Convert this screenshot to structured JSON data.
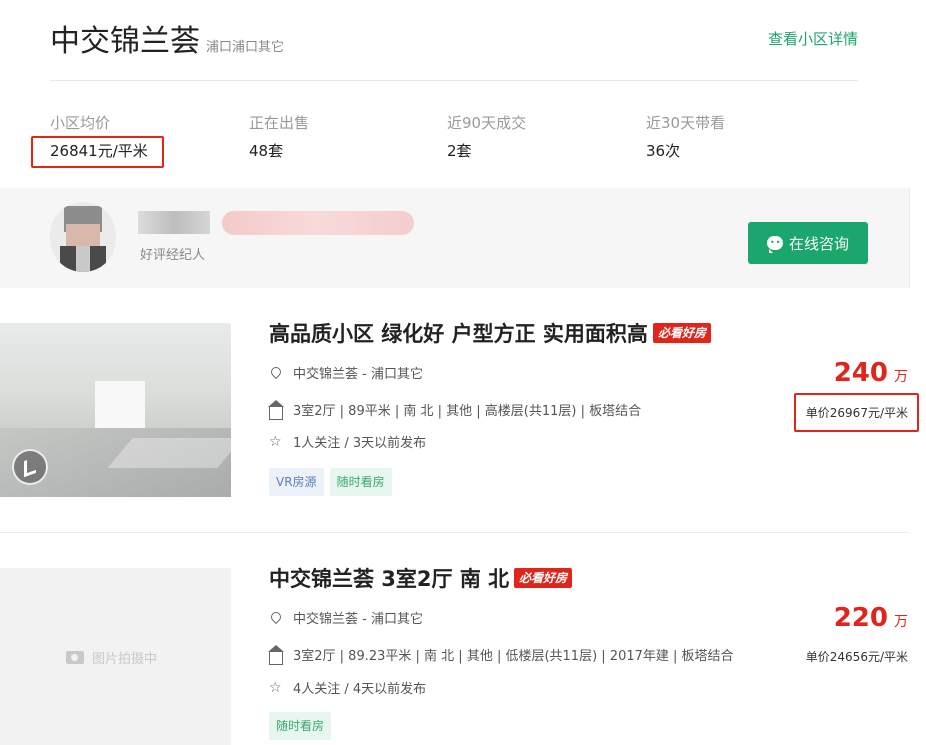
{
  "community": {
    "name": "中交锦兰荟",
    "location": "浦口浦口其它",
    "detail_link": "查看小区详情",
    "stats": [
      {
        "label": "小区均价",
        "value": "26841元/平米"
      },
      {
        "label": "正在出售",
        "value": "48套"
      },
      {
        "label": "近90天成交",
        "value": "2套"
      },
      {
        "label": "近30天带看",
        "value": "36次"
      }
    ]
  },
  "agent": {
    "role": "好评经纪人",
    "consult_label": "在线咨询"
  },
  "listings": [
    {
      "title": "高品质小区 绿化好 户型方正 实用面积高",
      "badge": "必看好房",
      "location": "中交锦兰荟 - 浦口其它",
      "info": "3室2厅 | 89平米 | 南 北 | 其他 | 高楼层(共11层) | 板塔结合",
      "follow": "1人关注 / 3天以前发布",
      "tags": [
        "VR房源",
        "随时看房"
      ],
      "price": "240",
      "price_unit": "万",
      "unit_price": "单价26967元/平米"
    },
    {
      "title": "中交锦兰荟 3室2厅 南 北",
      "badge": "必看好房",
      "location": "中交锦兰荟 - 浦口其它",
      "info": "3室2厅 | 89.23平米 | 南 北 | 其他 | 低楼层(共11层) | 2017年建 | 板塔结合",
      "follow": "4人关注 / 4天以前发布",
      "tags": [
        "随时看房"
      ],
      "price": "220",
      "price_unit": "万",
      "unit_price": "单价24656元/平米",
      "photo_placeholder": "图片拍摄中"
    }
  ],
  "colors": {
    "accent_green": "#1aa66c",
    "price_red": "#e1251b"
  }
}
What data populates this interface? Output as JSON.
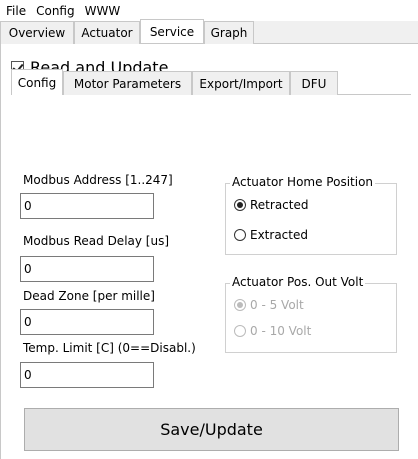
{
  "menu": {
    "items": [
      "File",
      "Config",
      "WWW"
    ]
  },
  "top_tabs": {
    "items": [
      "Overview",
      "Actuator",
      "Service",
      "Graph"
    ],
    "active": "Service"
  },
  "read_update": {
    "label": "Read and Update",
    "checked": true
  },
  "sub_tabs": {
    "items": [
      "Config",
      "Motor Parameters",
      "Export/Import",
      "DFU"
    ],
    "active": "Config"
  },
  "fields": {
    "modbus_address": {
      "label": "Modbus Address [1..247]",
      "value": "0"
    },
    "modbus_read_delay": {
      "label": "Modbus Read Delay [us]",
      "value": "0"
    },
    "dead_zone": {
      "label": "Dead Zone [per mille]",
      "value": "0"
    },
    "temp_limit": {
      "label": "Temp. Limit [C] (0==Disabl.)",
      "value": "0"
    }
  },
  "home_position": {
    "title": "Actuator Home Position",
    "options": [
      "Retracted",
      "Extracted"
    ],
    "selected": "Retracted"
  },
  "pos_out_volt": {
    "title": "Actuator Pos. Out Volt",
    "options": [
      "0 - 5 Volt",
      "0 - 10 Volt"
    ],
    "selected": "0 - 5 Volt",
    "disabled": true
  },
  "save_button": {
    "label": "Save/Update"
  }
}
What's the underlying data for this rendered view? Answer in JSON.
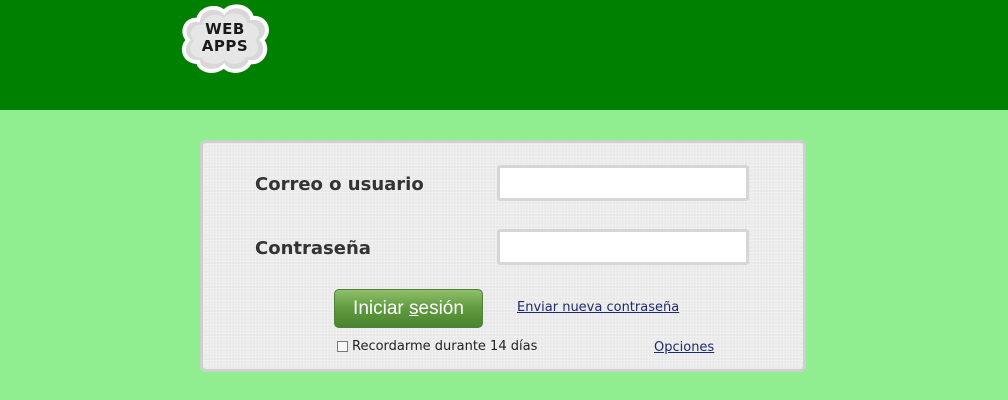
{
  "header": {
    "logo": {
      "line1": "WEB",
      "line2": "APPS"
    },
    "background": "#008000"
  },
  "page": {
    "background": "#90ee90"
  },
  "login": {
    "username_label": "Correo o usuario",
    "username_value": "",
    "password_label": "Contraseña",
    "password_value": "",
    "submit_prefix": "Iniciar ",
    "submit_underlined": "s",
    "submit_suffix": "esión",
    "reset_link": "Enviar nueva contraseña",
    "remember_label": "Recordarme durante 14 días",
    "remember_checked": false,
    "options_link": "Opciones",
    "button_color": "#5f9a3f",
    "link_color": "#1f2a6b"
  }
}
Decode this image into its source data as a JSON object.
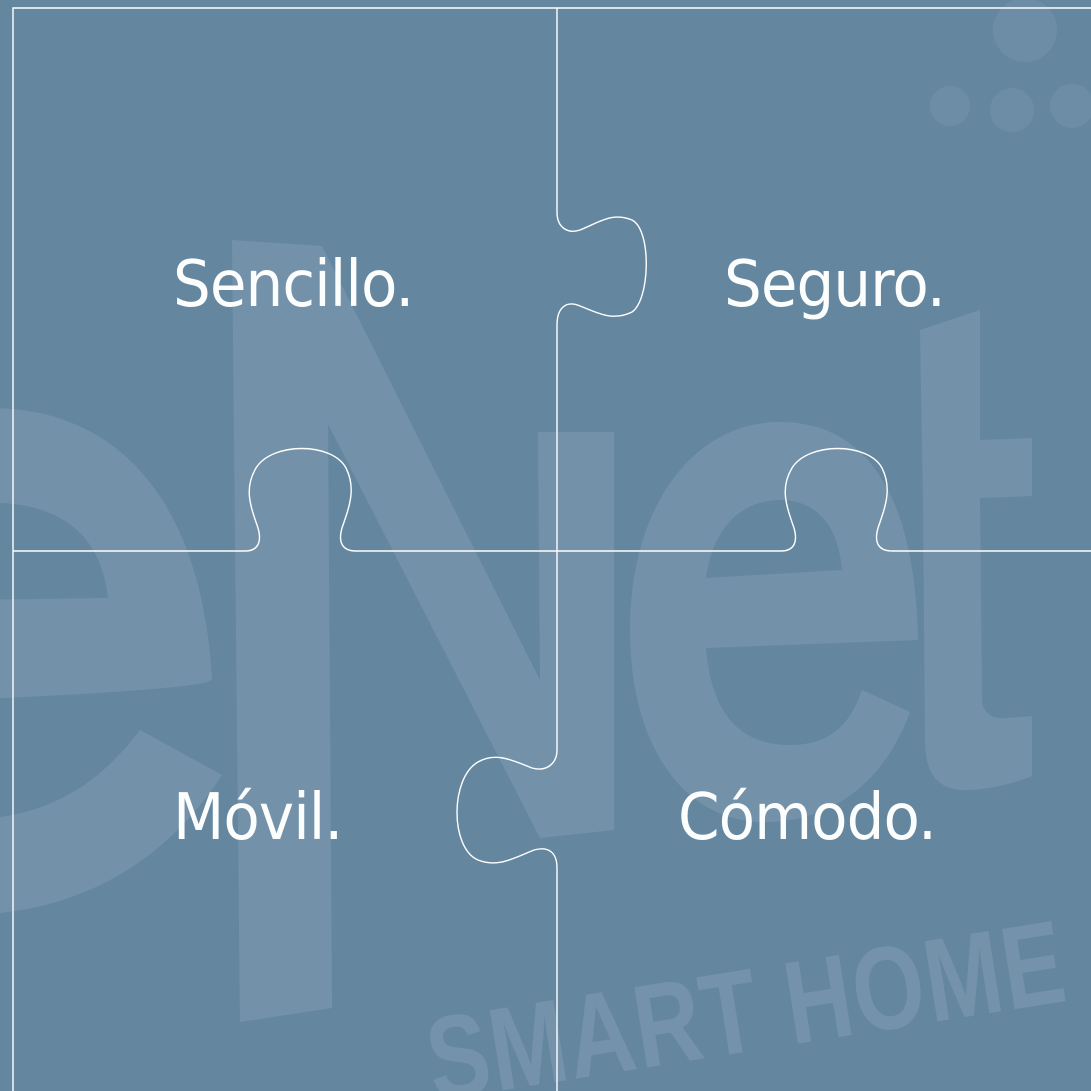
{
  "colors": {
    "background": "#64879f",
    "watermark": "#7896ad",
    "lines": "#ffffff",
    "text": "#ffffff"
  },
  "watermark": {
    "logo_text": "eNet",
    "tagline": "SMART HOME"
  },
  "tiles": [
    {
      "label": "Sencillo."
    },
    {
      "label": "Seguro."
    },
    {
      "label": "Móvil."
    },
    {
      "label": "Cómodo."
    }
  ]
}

§

OBJECTIVE: Omit every picture, then reproduce the rest of the listing exactly.

RESULT:
Convert this screenshot to structured JSON data.
{
  "community": {
    "name": "中交锦兰荟",
    "location": "浦口浦口其它",
    "detail_link": "查看小区详情",
    "stats": [
      {
        "label": "小区均价",
        "value": "26841元/平米"
      },
      {
        "label": "正在出售",
        "value": "48套"
      },
      {
        "label": "近90天成交",
        "value": "2套"
      },
      {
        "label": "近30天带看",
        "value": "36次"
      }
    ]
  },
  "agent": {
    "role": "好评经纪人",
    "consult_label": "在线咨询"
  },
  "listings": [
    {
      "title": "高品质小区 绿化好 户型方正 实用面积高",
      "badge": "必看好房",
      "location": "中交锦兰荟 - 浦口其它",
      "info": "3室2厅 | 89平米 | 南 北 | 其他 | 高楼层(共11层) | 板塔结合",
      "follow": "1人关注 / 3天以前发布",
      "tags": [
        "VR房源",
        "随时看房"
      ],
      "price": "240",
      "price_unit": "万",
      "unit_price": "单价26967元/平米"
    },
    {
      "title": "中交锦兰荟 3室2厅 南 北",
      "badge": "必看好房",
      "location": "中交锦兰荟 - 浦口其它",
      "info": "3室2厅 | 89.23平米 | 南 北 | 其他 | 低楼层(共11层) | 2017年建 | 板塔结合",
      "follow": "4人关注 / 4天以前发布",
      "tags": [
        "随时看房"
      ],
      "price": "220",
      "price_unit": "万",
      "unit_price": "单价24656元/平米",
      "photo_placeholder": "图片拍摄中"
    }
  ],
  "colors": {
    "accent_green": "#1aa66c",
    "price_red": "#e1251b"
  }
}
What data populates this interface? Output as JSON.
{
  "menu": {
    "items": [
      "File",
      "Config",
      "WWW"
    ]
  },
  "top_tabs": {
    "items": [
      "Overview",
      "Actuator",
      "Service",
      "Graph"
    ],
    "active": "Service"
  },
  "read_update": {
    "label": "Read and Update",
    "checked": true
  },
  "sub_tabs": {
    "items": [
      "Config",
      "Motor Parameters",
      "Export/Import",
      "DFU"
    ],
    "active": "Config"
  },
  "fields": {
    "modbus_address": {
      "label": "Modbus Address [1..247]",
      "value": "0"
    },
    "modbus_read_delay": {
      "label": "Modbus Read Delay [us]",
      "value": "0"
    },
    "dead_zone": {
      "label": "Dead Zone [per mille]",
      "value": "0"
    },
    "temp_limit": {
      "label": "Temp. Limit [C] (0==Disabl.)",
      "value": "0"
    }
  },
  "home_position": {
    "title": "Actuator Home Position",
    "options": [
      "Retracted",
      "Extracted"
    ],
    "selected": "Retracted"
  },
  "pos_out_volt": {
    "title": "Actuator Pos. Out Volt",
    "options": [
      "0 - 5 Volt",
      "0 - 10 Volt"
    ],
    "selected": "0 - 5 Volt",
    "disabled": true
  },
  "save_button": {
    "label": "Save/Update"
  }
}
What's the underlying data for this rendered view? Answer in JSON.
{
  "header": {
    "logo": {
      "line1": "WEB",
      "line2": "APPS"
    },
    "background": "#008000"
  },
  "page": {
    "background": "#90ee90"
  },
  "login": {
    "username_label": "Correo o usuario",
    "username_value": "",
    "password_label": "Contraseña",
    "password_value": "",
    "submit_prefix": "Iniciar ",
    "submit_underlined": "s",
    "submit_suffix": "esión",
    "reset_link": "Enviar nueva contraseña",
    "remember_label": "Recordarme durante 14 días",
    "remember_checked": false,
    "options_link": "Opciones",
    "button_color": "#5f9a3f",
    "link_color": "#1f2a6b"
  }
}
Decode this image into its source data as a JSON object.
{
  "colors": {
    "background": "#64879f",
    "watermark": "#7896ad",
    "lines": "#ffffff",
    "text": "#ffffff"
  },
  "watermark": {
    "logo_text": "eNet",
    "tagline": "SMART HOME"
  },
  "tiles": [
    {
      "label": "Sencillo."
    },
    {
      "label": "Seguro."
    },
    {
      "label": "Móvil."
    },
    {
      "label": "Cómodo."
    }
  ]
}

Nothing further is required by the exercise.